Job
Every line of the records below should be restated exactly.

Supplied entries
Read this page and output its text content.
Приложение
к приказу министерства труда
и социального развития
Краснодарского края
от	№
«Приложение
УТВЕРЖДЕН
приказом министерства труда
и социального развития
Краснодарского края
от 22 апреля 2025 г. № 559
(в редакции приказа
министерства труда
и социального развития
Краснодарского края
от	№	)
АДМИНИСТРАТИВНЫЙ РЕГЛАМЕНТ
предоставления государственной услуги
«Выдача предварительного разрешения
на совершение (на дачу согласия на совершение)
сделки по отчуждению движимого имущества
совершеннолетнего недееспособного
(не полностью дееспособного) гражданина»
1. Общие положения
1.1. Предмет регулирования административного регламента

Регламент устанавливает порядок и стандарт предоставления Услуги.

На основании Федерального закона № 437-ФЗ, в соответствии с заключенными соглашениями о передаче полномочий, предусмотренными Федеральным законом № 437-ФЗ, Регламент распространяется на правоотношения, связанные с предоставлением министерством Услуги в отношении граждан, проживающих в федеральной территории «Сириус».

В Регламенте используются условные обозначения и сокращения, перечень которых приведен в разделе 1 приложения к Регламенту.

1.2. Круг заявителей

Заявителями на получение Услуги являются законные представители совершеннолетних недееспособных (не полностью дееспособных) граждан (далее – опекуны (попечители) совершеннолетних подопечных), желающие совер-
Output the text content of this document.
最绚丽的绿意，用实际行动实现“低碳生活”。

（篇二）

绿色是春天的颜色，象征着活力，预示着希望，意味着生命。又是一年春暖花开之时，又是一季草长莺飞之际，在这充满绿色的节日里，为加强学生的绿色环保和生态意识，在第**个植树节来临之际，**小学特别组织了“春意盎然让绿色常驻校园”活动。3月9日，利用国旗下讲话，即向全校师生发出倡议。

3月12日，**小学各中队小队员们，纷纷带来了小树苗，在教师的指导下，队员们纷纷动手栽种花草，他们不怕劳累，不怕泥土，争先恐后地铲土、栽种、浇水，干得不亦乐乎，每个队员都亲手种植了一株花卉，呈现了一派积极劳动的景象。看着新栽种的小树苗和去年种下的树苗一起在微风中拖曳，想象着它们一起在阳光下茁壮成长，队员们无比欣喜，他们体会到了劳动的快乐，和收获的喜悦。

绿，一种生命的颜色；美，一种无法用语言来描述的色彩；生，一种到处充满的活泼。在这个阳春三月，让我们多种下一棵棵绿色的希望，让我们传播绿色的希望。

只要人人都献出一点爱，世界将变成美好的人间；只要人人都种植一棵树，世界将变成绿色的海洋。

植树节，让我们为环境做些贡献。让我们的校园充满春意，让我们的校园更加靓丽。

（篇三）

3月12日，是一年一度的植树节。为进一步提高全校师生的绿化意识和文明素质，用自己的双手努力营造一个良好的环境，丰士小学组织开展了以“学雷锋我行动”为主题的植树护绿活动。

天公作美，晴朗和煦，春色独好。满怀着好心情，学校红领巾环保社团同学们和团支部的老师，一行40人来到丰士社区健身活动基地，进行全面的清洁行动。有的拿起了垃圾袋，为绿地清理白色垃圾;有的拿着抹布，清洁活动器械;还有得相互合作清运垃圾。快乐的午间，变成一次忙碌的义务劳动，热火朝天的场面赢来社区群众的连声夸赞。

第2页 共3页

Answer for this exercise
Read this page and output its text content.
Приложение
к приказу министерства труда
и социального развития
Краснодарского края
от	№
«Приложение
УТВЕРЖДЕН
приказом министерства труда
и социального развития
Краснодарского края
от 22 апреля 2025 г. № 559
(в редакции приказа
министерства труда
и социального развития
Краснодарского края
от	№	)
АДМИНИСТРАТИВНЫЙ РЕГЛАМЕНТ
предоставления государственной услуги
«Выдача предварительного разрешения
на совершение (на дачу согласия на совершение)
сделки по отчуждению движимого имущества
совершеннолетнего недееспособного
(не полностью дееспособного) гражданина»
1. Общие положения
1.1. Предмет регулирования административного регламента

Регламент устанавливает порядок и стандарт предоставления Услуги.

На основании Федерального закона № 437-ФЗ, в соответствии с заключенными соглашениями о передаче полномочий, предусмотренными Федеральным законом № 437-ФЗ, Регламент распространяется на правоотношения, связанные с предоставлением министерством Услуги в отношении граждан, проживающих в федеральной территории «Сириус».

В Регламенте используются условные обозначения и сокращения, перечень которых приведен в разделе 1 приложения к Регламенту.

1.2. Круг заявителей

Заявителями на получение Услуги являются законные представители совершеннолетних недееспособных (не полностью дееспособных) граждан (далее – опекуны (попечители) совершеннолетних подопечных), желающие совер-
Output the text content of this document.
最绚丽的绿意，用实际行动实现“低碳生活”。

（篇二）

绿色是春天的颜色，象征着活力，预示着希望，意味着生命。又是一年春暖花开之时，又是一季草长莺飞之际，在这充满绿色的节日里，为加强学生的绿色环保和生态意识，在第**个植树节来临之际，**小学特别组织了“春意盎然让绿色常驻校园”活动。3月9日，利用国旗下讲话，即向全校师生发出倡议。

3月12日，**小学各中队小队员们，纷纷带来了小树苗，在教师的指导下，队员们纷纷动手栽种花草，他们不怕劳累，不怕泥土，争先恐后地铲土、栽种、浇水，干得不亦乐乎，每个队员都亲手种植了一株花卉，呈现了一派积极劳动的景象。看着新栽种的小树苗和去年种下的树苗一起在微风中拖曳，想象着它们一起在阳光下茁壮成长，队员们无比欣喜，他们体会到了劳动的快乐，和收获的喜悦。

绿，一种生命的颜色；美，一种无法用语言来描述的色彩；生，一种到处充满的活泼。在这个阳春三月，让我们多种下一棵棵绿色的希望，让我们传播绿色的希望。

只要人人都献出一点爱，世界将变成美好的人间；只要人人都种植一棵树，世界将变成绿色的海洋。

植树节，让我们为环境做些贡献。让我们的校园充满春意，让我们的校园更加靓丽。

（篇三）

3月12日，是一年一度的植树节。为进一步提高全校师生的绿化意识和文明素质，用自己的双手努力营造一个良好的环境，丰士小学组织开展了以“学雷锋我行动”为主题的植树护绿活动。

天公作美，晴朗和煦，春色独好。满怀着好心情，学校红领巾环保社团同学们和团支部的老师，一行40人来到丰士社区健身活动基地，进行全面的清洁行动。有的拿起了垃圾袋，为绿地清理白色垃圾;有的拿着抹布，清洁活动器械;还有得相互合作清运垃圾。快乐的午间，变成一次忙碌的义务劳动，热火朝天的场面赢来社区群众的连声夸赞。

第2页 共3页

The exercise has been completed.